#### [Written problem]
Transcribe all of the records precisely as they are presented.

***

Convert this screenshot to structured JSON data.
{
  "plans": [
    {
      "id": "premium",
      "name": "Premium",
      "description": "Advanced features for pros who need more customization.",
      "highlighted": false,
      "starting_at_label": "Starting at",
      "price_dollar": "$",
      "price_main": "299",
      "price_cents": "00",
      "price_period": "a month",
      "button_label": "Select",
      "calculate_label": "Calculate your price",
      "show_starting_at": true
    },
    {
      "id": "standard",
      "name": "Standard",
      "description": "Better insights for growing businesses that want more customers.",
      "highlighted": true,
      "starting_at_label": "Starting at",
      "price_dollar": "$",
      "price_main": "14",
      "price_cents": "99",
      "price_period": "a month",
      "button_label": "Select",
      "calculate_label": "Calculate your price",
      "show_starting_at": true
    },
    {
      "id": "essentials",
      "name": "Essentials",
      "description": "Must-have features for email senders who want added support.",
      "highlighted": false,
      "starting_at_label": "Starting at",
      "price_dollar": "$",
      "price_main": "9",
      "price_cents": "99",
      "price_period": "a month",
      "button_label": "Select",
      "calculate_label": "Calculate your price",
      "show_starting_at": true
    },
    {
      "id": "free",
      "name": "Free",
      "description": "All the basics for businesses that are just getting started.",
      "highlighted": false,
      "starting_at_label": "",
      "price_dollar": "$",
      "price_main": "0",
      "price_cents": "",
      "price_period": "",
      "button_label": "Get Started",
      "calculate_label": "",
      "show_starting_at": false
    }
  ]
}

***

#### [Exercise response]
Convert this screenshot to structured JSON data.
{
  "plans": [
    {
      "id": "premium",
      "name": "Premium",
      "description": "Advanced features for pros who need more customization.",
      "highlighted": false,
      "starting_at_label": "Starting at",
      "price_dollar": "$",
      "price_main": "299",
      "price_cents": "00",
      "price_period": "a month",
      "button_label": "Select",
      "calculate_label": "Calculate your price",
      "show_starting_at": true
    },
    {
      "id": "standard",
      "name": "Standard",
      "description": "Better insights for growing businesses that want more customers.",
      "highlighted": true,
      "starting_at_label": "Starting at",
      "price_dollar": "$",
      "price_main": "14",
      "price_cents": "99",
      "price_period": "a month",
      "button_label": "Select",
      "calculate_label": "Calculate your price",
      "show_starting_at": true
    },
    {
      "id": "essentials",
      "name": "Essentials",
      "description": "Must-have features for email senders who want added support.",
      "highlighted": false,
      "starting_at_label": "Starting at",
      "price_dollar": "$",
      "price_main": "9",
      "price_cents": "99",
      "price_period": "a month",
      "button_label": "Select",
      "calculate_label": "Calculate your price",
      "show_starting_at": true
    },
    {
      "id": "free",
      "name": "Free",
      "description": "All the basics for businesses that are just getting started.",
      "highlighted": false,
      "starting_at_label": "",
      "price_dollar": "$",
      "price_main": "0",
      "price_cents": "",
      "price_period": "",
      "button_label": "Get Started",
      "calculate_label": "",
      "show_starting_at": false
    }
  ]
}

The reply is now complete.